INSTRUCTIONS FOR THE TASK - Which lines hold the word "Dinsdag"? Show each of them.

** Begin **

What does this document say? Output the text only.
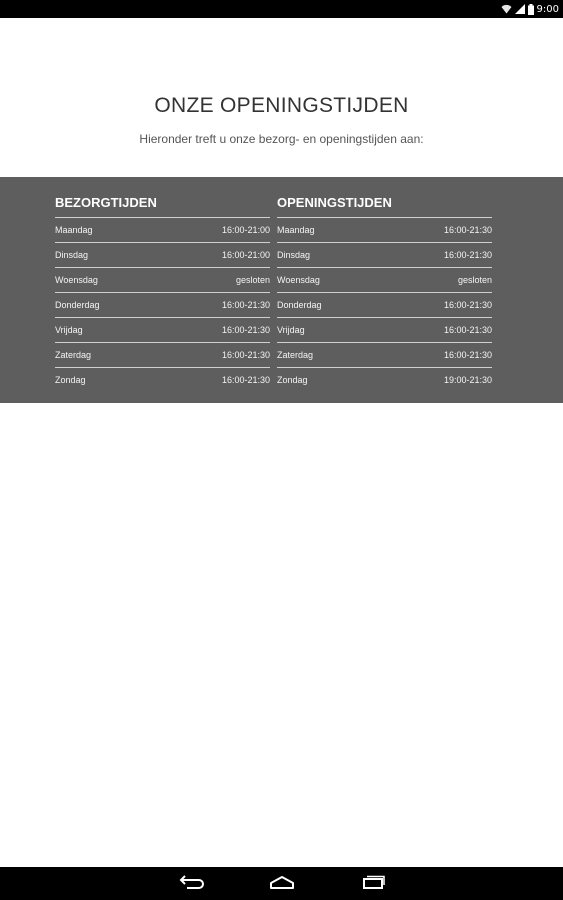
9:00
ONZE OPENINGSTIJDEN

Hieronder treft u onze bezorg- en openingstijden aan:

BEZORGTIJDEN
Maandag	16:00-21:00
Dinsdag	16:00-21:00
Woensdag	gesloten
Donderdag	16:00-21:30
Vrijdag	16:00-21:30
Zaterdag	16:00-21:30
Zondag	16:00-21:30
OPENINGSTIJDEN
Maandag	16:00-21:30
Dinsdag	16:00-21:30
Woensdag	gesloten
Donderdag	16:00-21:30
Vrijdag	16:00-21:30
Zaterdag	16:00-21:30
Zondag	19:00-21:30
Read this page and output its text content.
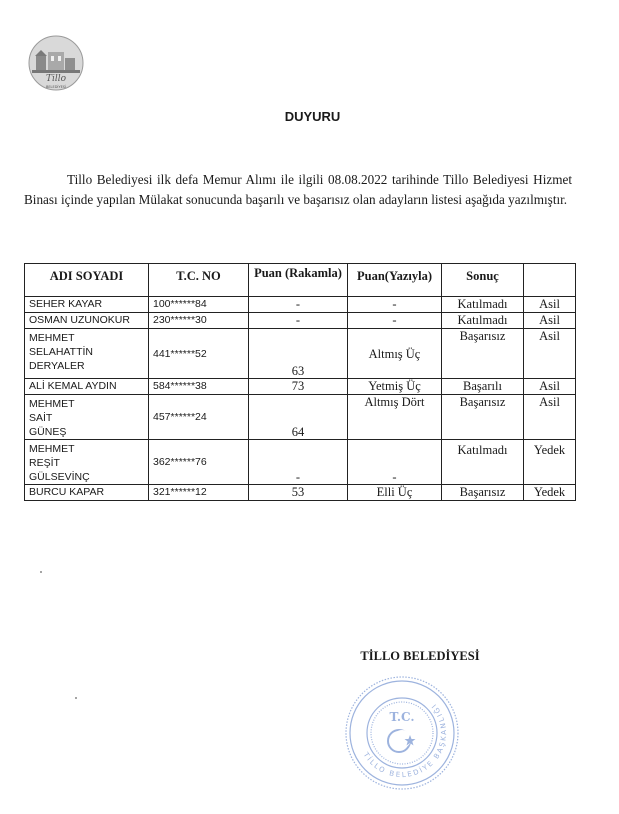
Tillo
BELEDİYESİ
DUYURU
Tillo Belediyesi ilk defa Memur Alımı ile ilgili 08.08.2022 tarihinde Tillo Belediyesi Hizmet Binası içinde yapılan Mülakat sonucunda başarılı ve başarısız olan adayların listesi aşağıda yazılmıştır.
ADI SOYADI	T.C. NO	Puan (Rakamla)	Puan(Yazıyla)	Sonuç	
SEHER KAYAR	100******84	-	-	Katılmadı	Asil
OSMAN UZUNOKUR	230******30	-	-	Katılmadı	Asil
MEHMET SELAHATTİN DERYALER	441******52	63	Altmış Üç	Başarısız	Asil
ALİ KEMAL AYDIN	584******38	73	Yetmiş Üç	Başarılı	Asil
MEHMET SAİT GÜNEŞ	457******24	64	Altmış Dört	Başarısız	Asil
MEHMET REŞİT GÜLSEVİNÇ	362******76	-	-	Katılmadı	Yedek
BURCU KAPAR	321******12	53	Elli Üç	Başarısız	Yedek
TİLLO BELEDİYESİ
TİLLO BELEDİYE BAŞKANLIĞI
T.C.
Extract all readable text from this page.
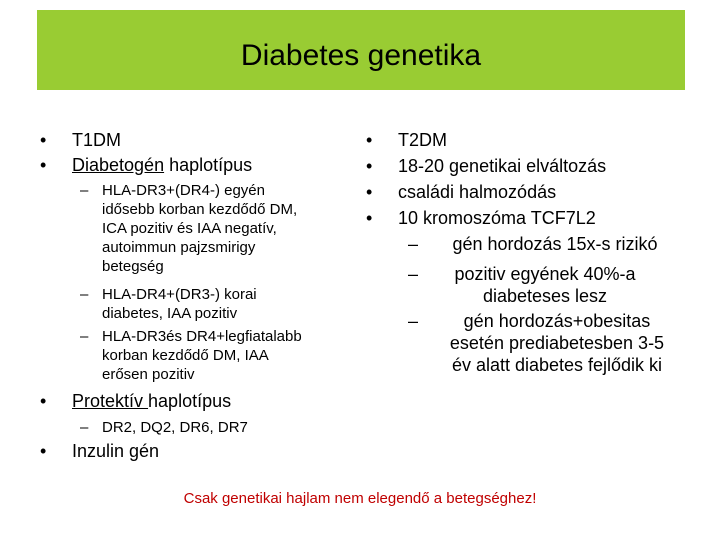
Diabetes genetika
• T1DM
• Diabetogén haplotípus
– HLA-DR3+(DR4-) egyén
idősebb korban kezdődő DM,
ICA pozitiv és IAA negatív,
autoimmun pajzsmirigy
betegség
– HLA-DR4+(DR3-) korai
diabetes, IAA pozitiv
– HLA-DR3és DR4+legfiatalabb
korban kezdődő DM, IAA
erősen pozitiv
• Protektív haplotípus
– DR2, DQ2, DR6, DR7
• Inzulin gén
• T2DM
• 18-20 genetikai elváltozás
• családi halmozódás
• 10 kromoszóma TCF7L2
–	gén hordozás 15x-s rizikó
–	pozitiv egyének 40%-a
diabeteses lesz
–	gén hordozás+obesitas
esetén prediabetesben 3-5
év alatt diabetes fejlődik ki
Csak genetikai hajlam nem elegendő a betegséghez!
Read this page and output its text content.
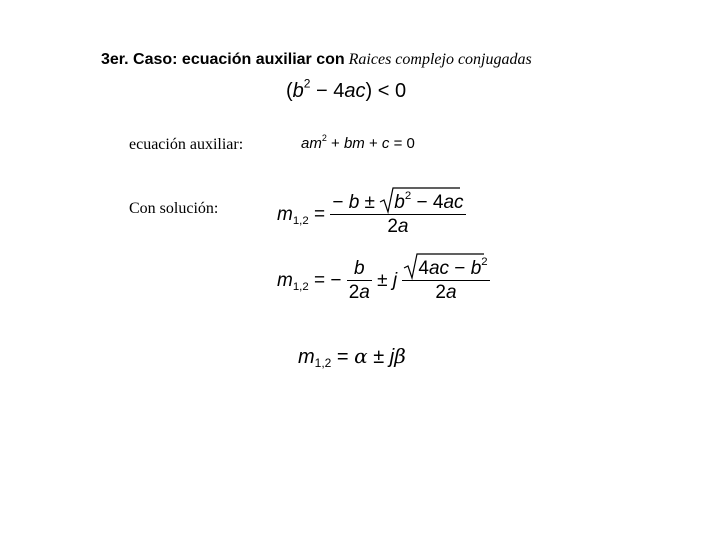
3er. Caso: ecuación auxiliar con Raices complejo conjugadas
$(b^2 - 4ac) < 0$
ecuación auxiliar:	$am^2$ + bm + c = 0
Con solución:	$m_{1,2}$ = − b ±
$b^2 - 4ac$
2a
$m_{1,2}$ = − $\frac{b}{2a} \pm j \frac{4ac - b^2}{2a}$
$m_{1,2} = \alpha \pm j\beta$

** End **

ANSWER FOR THIS EXERCISE -
Dinsdag	16:00-21:00
Dinsdag	16:00-21:30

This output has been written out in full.